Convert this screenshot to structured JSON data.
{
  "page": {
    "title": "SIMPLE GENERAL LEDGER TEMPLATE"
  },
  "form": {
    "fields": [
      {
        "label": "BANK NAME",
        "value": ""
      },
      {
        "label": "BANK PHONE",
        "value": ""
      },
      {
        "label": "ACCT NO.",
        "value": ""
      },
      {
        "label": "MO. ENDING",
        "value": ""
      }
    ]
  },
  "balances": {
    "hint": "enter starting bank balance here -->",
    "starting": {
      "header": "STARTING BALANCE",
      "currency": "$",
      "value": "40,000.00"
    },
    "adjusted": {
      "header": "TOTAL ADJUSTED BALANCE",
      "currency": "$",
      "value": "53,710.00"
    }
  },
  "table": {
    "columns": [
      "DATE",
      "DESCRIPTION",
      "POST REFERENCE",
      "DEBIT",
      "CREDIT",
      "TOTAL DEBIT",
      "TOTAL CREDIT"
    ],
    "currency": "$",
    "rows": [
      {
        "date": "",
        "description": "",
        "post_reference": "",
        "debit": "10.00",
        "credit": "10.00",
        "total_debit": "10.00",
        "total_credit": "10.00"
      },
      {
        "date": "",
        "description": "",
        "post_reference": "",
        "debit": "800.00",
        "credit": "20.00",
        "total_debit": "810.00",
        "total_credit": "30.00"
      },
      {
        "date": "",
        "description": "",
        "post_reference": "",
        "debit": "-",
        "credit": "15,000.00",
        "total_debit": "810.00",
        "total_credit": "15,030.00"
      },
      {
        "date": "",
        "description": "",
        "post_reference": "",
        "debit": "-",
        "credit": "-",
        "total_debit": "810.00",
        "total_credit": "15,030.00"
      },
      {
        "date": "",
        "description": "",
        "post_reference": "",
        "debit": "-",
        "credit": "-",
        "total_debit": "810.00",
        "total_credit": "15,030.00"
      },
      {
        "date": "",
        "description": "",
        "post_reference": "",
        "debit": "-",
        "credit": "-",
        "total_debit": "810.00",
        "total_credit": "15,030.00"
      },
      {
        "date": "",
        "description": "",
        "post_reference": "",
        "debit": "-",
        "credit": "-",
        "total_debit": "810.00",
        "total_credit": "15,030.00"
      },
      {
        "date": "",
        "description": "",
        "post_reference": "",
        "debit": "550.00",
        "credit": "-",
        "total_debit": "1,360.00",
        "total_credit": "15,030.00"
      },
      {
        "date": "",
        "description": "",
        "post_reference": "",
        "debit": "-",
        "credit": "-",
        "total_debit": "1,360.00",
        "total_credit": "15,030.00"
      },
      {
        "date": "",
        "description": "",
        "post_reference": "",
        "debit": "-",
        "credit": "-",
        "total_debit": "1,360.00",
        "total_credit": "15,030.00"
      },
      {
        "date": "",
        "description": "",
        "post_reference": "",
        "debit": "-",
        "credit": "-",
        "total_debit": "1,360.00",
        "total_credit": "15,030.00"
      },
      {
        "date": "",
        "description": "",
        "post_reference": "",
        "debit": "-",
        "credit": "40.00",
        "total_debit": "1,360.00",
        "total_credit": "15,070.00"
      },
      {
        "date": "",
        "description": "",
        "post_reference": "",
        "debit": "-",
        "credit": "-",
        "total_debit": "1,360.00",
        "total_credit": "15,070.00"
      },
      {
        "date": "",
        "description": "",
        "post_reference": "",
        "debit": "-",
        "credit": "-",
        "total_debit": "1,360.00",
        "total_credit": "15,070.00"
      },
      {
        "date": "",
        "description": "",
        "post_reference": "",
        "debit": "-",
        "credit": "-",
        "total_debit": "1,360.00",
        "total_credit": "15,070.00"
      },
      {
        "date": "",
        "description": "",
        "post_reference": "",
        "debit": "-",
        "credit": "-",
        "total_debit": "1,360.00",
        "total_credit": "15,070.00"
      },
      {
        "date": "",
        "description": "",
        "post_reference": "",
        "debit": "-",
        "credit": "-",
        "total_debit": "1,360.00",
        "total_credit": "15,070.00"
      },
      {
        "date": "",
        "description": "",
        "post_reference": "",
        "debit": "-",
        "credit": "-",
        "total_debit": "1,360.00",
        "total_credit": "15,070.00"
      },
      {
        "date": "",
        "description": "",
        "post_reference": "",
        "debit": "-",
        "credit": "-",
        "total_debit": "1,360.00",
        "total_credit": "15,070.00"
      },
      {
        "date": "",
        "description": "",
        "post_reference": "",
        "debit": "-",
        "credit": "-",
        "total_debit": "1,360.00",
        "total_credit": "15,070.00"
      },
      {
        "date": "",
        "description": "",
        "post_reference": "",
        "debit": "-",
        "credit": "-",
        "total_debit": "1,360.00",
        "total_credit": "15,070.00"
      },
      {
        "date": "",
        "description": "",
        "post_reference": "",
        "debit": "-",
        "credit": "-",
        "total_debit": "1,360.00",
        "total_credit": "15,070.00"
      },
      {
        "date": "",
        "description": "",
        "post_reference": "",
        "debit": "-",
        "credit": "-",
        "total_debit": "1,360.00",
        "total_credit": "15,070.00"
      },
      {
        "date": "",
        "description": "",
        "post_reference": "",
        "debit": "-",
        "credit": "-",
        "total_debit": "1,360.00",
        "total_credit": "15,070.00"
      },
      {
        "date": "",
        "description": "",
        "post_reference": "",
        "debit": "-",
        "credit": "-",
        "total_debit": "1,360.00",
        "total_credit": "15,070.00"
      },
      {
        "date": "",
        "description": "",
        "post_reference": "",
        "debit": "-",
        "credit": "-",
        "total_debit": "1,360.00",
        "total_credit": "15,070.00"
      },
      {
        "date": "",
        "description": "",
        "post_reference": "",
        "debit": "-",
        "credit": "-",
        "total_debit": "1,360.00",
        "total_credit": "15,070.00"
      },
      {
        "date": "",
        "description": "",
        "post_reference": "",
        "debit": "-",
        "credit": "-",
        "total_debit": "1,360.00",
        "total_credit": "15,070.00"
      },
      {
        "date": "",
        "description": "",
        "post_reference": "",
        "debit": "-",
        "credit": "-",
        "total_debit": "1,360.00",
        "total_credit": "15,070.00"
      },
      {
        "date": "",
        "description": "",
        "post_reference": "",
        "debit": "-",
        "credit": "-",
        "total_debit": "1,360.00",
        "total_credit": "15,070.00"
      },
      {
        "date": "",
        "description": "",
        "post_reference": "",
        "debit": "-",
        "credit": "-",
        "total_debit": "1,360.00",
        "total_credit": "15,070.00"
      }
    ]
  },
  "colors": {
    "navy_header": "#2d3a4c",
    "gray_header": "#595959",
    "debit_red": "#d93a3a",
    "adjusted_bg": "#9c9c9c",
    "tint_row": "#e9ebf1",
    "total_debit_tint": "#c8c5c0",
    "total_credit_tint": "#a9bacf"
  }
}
• • • • •
◆ **WHAT THE TASK ASKS**
Each record should come back exactly as written.

◆ **TASK OUTPUT**
Convert this screenshot to structured JSON data.
{
  "page": {
    "title": "SIMPLE GENERAL LEDGER TEMPLATE"
  },
  "form": {
    "fields": [
      {
        "label": "BANK NAME",
        "value": ""
      },
      {
        "label": "BANK PHONE",
        "value": ""
      },
      {
        "label": "ACCT NO.",
        "value": ""
      },
      {
        "label": "MO. ENDING",
        "value": ""
      }
    ]
  },
  "balances": {
    "hint": "enter starting bank balance here -->",
    "starting": {
      "header": "STARTING BALANCE",
      "currency": "$",
      "value": "40,000.00"
    },
    "adjusted": {
      "header": "TOTAL ADJUSTED BALANCE",
      "currency": "$",
      "value": "53,710.00"
    }
  },
  "table": {
    "columns": [
      "DATE",
      "DESCRIPTION",
      "POST REFERENCE",
      "DEBIT",
      "CREDIT",
      "TOTAL DEBIT",
      "TOTAL CREDIT"
    ],
    "currency": "$",
    "rows": [
      {
        "date": "",
        "description": "",
        "post_reference": "",
        "debit": "10.00",
        "credit": "10.00",
        "total_debit": "10.00",
        "total_credit": "10.00"
      },
      {
        "date": "",
        "description": "",
        "post_reference": "",
        "debit": "800.00",
        "credit": "20.00",
        "total_debit": "810.00",
        "total_credit": "30.00"
      },
      {
        "date": "",
        "description": "",
        "post_reference": "",
        "debit": "-",
        "credit": "15,000.00",
        "total_debit": "810.00",
        "total_credit": "15,030.00"
      },
      {
        "date": "",
        "description": "",
        "post_reference": "",
        "debit": "-",
        "credit": "-",
        "total_debit": "810.00",
        "total_credit": "15,030.00"
      },
      {
        "date": "",
        "description": "",
        "post_reference": "",
        "debit": "-",
        "credit": "-",
        "total_debit": "810.00",
        "total_credit": "15,030.00"
      },
      {
        "date": "",
        "description": "",
        "post_reference": "",
        "debit": "-",
        "credit": "-",
        "total_debit": "810.00",
        "total_credit": "15,030.00"
      },
      {
        "date": "",
        "description": "",
        "post_reference": "",
        "debit": "-",
        "credit": "-",
        "total_debit": "810.00",
        "total_credit": "15,030.00"
      },
      {
        "date": "",
        "description": "",
        "post_reference": "",
        "debit": "550.00",
        "credit": "-",
        "total_debit": "1,360.00",
        "total_credit": "15,030.00"
      },
      {
        "date": "",
        "description": "",
        "post_reference": "",
        "debit": "-",
        "credit": "-",
        "total_debit": "1,360.00",
        "total_credit": "15,030.00"
      },
      {
        "date": "",
        "description": "",
        "post_reference": "",
        "debit": "-",
        "credit": "-",
        "total_debit": "1,360.00",
        "total_credit": "15,030.00"
      },
      {
        "date": "",
        "description": "",
        "post_reference": "",
        "debit": "-",
        "credit": "-",
        "total_debit": "1,360.00",
        "total_credit": "15,030.00"
      },
      {
        "date": "",
        "description": "",
        "post_reference": "",
        "debit": "-",
        "credit": "40.00",
        "total_debit": "1,360.00",
        "total_credit": "15,070.00"
      },
      {
        "date": "",
        "description": "",
        "post_reference": "",
        "debit": "-",
        "credit": "-",
        "total_debit": "1,360.00",
        "total_credit": "15,070.00"
      },
      {
        "date": "",
        "description": "",
        "post_reference": "",
        "debit": "-",
        "credit": "-",
        "total_debit": "1,360.00",
        "total_credit": "15,070.00"
      },
      {
        "date": "",
        "description": "",
        "post_reference": "",
        "debit": "-",
        "credit": "-",
        "total_debit": "1,360.00",
        "total_credit": "15,070.00"
      },
      {
        "date": "",
        "description": "",
        "post_reference": "",
        "debit": "-",
        "credit": "-",
        "total_debit": "1,360.00",
        "total_credit": "15,070.00"
      },
      {
        "date": "",
        "description": "",
        "post_reference": "",
        "debit": "-",
        "credit": "-",
        "total_debit": "1,360.00",
        "total_credit": "15,070.00"
      },
      {
        "date": "",
        "description": "",
        "post_reference": "",
        "debit": "-",
        "credit": "-",
        "total_debit": "1,360.00",
        "total_credit": "15,070.00"
      },
      {
        "date": "",
        "description": "",
        "post_reference": "",
        "debit": "-",
        "credit": "-",
        "total_debit": "1,360.00",
        "total_credit": "15,070.00"
      },
      {
        "date": "",
        "description": "",
        "post_reference": "",
        "debit": "-",
        "credit": "-",
        "total_debit": "1,360.00",
        "total_credit": "15,070.00"
      },
      {
        "date": "",
        "description": "",
        "post_reference": "",
        "debit": "-",
        "credit": "-",
        "total_debit": "1,360.00",
        "total_credit": "15,070.00"
      },
      {
        "date": "",
        "description": "",
        "post_reference": "",
        "debit": "-",
        "credit": "-",
        "total_debit": "1,360.00",
        "total_credit": "15,070.00"
      },
      {
        "date": "",
        "description": "",
        "post_reference": "",
        "debit": "-",
        "credit": "-",
        "total_debit": "1,360.00",
        "total_credit": "15,070.00"
      },
      {
        "date": "",
        "description": "",
        "post_reference": "",
        "debit": "-",
        "credit": "-",
        "total_debit": "1,360.00",
        "total_credit": "15,070.00"
      },
      {
        "date": "",
        "description": "",
        "post_reference": "",
        "debit": "-",
        "credit": "-",
        "total_debit": "1,360.00",
        "total_credit": "15,070.00"
      },
      {
        "date": "",
        "description": "",
        "post_reference": "",
        "debit": "-",
        "credit": "-",
        "total_debit": "1,360.00",
        "total_credit": "15,070.00"
      },
      {
        "date": "",
        "description": "",
        "post_reference": "",
        "debit": "-",
        "credit": "-",
        "total_debit": "1,360.00",
        "total_credit": "15,070.00"
      },
      {
        "date": "",
        "description": "",
        "post_reference": "",
        "debit": "-",
        "credit": "-",
        "total_debit": "1,360.00",
        "total_credit": "15,070.00"
      },
      {
        "date": "",
        "description": "",
        "post_reference": "",
        "debit": "-",
        "credit": "-",
        "total_debit": "1,360.00",
        "total_credit": "15,070.00"
      },
      {
        "date": "",
        "description": "",
        "post_reference": "",
        "debit": "-",
        "credit": "-",
        "total_debit": "1,360.00",
        "total_credit": "15,070.00"
      },
      {
        "date": "",
        "description": "",
        "post_reference": "",
        "debit": "-",
        "credit": "-",
        "total_debit": "1,360.00",
        "total_credit": "15,070.00"
      }
    ]
  },
  "colors": {
    "navy_header": "#2d3a4c",
    "gray_header": "#595959",
    "debit_red": "#d93a3a",
    "adjusted_bg": "#9c9c9c",
    "tint_row": "#e9ebf1",
    "total_debit_tint": "#c8c5c0",
    "total_credit_tint": "#a9bacf"
  }
}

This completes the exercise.